**Short problem**. Write the records out again, precisely as they stand.

**Supplied records**.
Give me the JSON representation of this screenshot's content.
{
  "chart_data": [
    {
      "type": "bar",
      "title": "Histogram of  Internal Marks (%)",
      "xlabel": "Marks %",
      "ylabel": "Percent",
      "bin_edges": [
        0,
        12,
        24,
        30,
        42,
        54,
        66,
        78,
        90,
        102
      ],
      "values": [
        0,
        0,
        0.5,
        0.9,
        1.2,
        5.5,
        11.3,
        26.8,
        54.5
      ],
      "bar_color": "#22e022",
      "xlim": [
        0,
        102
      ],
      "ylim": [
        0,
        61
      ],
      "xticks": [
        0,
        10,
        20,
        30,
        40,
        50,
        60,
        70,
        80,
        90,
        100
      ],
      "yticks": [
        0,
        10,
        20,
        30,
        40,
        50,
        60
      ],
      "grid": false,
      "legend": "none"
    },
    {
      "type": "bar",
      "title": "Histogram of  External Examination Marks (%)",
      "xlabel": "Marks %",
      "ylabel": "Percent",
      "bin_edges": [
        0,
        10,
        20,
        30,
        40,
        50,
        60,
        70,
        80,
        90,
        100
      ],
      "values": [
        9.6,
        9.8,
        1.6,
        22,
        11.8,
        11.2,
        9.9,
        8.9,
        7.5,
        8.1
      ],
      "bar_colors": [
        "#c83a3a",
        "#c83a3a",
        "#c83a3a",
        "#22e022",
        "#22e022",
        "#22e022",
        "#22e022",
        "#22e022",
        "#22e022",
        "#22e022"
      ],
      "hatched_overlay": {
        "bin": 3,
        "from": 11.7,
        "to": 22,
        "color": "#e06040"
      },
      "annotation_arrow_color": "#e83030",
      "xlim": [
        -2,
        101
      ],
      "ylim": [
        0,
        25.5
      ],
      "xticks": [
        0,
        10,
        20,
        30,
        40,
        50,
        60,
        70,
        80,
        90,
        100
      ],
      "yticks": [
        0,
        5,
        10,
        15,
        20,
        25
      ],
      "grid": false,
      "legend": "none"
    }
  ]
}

**Exercise result**.
Give me the JSON representation of this screenshot's content.
{
  "chart_data": [
    {
      "type": "bar",
      "title": "Histogram of  Internal Marks (%)",
      "xlabel": "Marks %",
      "ylabel": "Percent",
      "bin_edges": [
        0,
        12,
        24,
        30,
        42,
        54,
        66,
        78,
        90,
        102
      ],
      "values": [
        0,
        0,
        0.5,
        0.9,
        1.2,
        5.5,
        11.3,
        26.8,
        54.5
      ],
      "bar_color": "#22e022",
      "xlim": [
        0,
        102
      ],
      "ylim": [
        0,
        61
      ],
      "xticks": [
        0,
        10,
        20,
        30,
        40,
        50,
        60,
        70,
        80,
        90,
        100
      ],
      "yticks": [
        0,
        10,
        20,
        30,
        40,
        50,
        60
      ],
      "grid": false,
      "legend": "none"
    },
    {
      "type": "bar",
      "title": "Histogram of  External Examination Marks (%)",
      "xlabel": "Marks %",
      "ylabel": "Percent",
      "bin_edges": [
        0,
        10,
        20,
        30,
        40,
        50,
        60,
        70,
        80,
        90,
        100
      ],
      "values": [
        9.6,
        9.8,
        1.6,
        22,
        11.8,
        11.2,
        9.9,
        8.9,
        7.5,
        8.1
      ],
      "bar_colors": [
        "#c83a3a",
        "#c83a3a",
        "#c83a3a",
        "#22e022",
        "#22e022",
        "#22e022",
        "#22e022",
        "#22e022",
        "#22e022",
        "#22e022"
      ],
      "hatched_overlay": {
        "bin": 3,
        "from": 11.7,
        "to": 22,
        "color": "#e06040"
      },
      "annotation_arrow_color": "#e83030",
      "xlim": [
        -2,
        101
      ],
      "ylim": [
        0,
        25.5
      ],
      "xticks": [
        0,
        10,
        20,
        30,
        40,
        50,
        60,
        70,
        80,
        90,
        100
      ],
      "yticks": [
        0,
        5,
        10,
        15,
        20,
        25
      ],
      "grid": false,
      "legend": "none"
    }
  ]
}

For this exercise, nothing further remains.